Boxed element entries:

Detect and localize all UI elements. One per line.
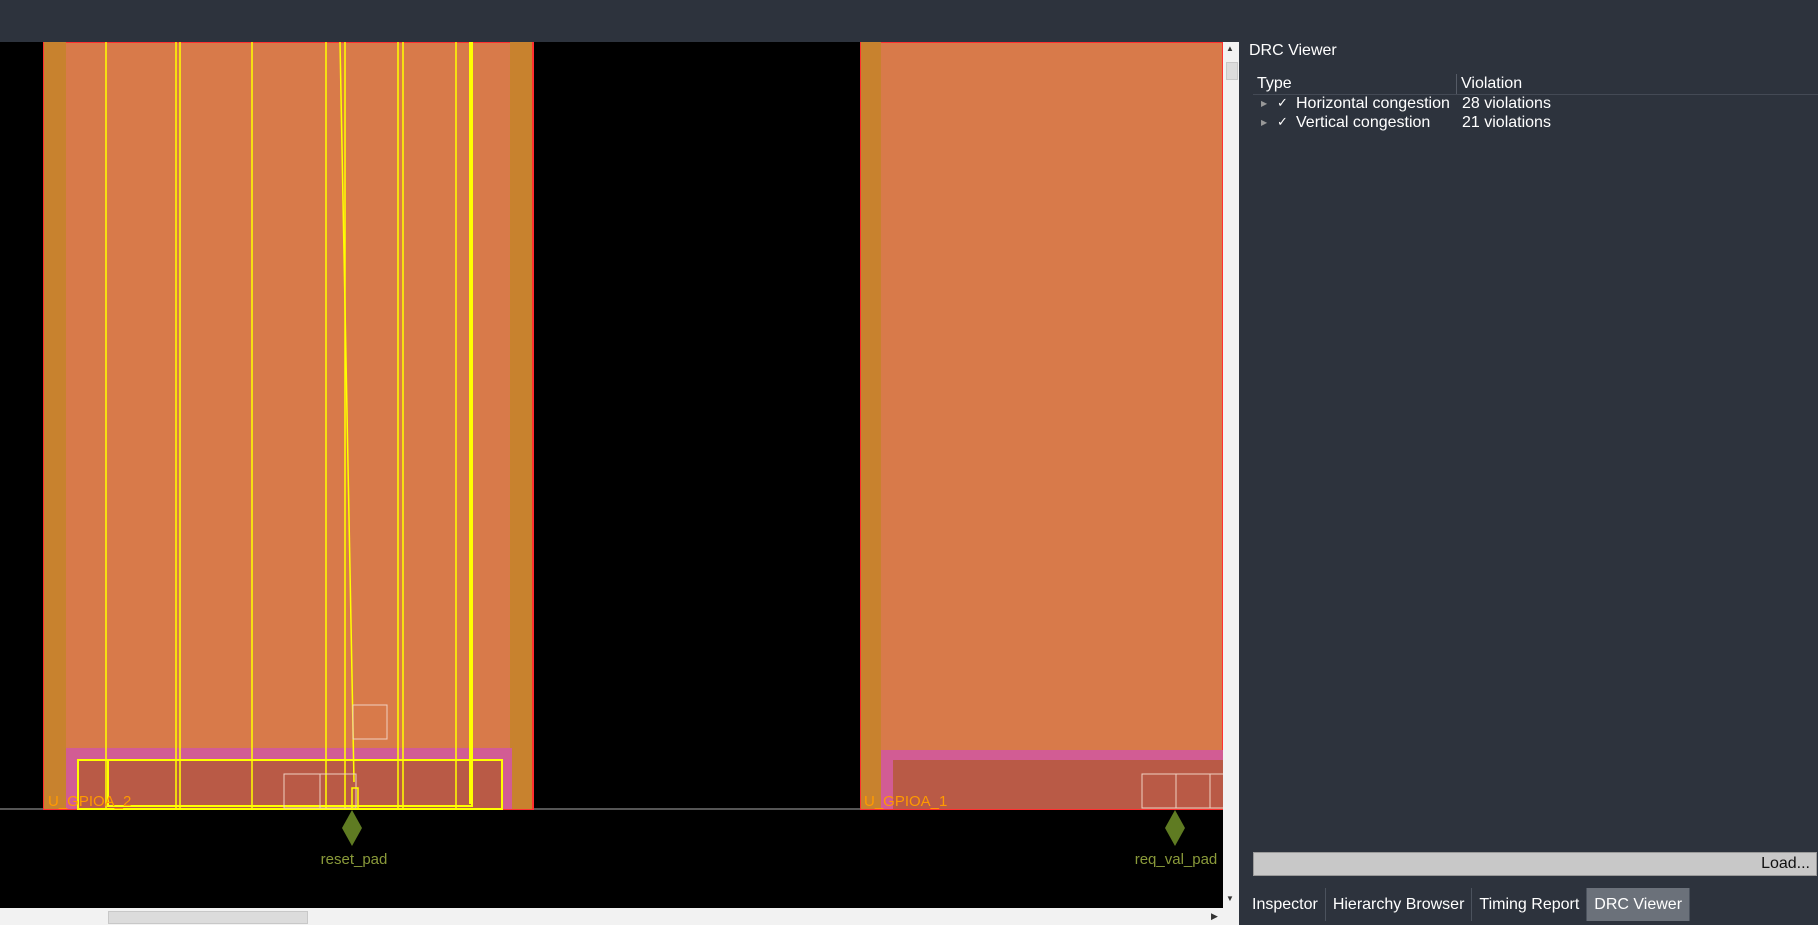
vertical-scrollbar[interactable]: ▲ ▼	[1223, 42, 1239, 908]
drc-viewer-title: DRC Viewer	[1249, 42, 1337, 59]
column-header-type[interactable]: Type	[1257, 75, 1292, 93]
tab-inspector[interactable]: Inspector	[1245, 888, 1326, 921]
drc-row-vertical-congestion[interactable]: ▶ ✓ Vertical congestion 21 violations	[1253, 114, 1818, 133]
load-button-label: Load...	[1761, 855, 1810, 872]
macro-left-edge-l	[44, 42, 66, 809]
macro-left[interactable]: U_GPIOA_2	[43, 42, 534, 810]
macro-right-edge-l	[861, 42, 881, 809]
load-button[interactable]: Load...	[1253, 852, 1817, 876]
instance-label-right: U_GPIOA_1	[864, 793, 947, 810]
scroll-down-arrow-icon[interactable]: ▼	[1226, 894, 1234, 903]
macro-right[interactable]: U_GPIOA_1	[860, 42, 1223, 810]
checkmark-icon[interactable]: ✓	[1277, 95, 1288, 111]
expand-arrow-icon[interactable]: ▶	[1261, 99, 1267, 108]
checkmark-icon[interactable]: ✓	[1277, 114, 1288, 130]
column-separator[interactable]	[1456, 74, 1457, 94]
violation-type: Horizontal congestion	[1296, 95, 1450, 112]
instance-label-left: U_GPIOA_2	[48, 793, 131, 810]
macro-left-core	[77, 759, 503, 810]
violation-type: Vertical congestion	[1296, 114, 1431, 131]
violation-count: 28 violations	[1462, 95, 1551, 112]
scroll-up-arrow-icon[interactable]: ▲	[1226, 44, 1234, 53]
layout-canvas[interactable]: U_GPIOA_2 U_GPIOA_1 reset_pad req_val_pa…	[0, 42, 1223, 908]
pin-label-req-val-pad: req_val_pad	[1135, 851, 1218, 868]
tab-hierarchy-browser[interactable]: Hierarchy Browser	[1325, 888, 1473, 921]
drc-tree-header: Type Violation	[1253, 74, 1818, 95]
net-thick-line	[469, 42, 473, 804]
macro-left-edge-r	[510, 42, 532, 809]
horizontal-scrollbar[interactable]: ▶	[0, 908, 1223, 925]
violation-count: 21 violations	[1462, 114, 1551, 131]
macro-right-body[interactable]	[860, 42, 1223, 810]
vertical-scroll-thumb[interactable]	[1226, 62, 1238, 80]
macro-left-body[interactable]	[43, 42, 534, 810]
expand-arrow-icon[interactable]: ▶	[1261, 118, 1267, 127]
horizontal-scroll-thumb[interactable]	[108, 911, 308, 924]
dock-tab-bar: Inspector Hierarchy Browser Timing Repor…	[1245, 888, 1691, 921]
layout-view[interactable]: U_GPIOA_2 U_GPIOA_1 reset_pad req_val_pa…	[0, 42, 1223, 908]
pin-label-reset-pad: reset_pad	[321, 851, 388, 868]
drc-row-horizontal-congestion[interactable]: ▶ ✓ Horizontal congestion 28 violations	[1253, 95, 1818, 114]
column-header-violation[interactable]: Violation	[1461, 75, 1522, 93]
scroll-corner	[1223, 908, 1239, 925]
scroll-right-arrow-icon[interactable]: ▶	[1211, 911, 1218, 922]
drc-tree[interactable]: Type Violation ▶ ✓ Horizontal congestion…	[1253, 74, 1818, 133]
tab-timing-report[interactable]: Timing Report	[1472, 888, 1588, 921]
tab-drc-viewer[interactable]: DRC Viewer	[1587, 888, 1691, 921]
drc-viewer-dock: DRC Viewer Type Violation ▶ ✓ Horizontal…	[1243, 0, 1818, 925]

— Set problem —
Copy the records from the line with "42, 1239, 908]" up to and including the line with "888, 1326, 921]", reproducing each line character for character.

— Worked solution —
vertical-scrollbar[interactable]: ▲ ▼	[1223, 42, 1239, 908]
drc-viewer-title: DRC Viewer	[1249, 42, 1337, 59]
column-header-type[interactable]: Type	[1257, 75, 1292, 93]
tab-inspector[interactable]: Inspector	[1245, 888, 1326, 921]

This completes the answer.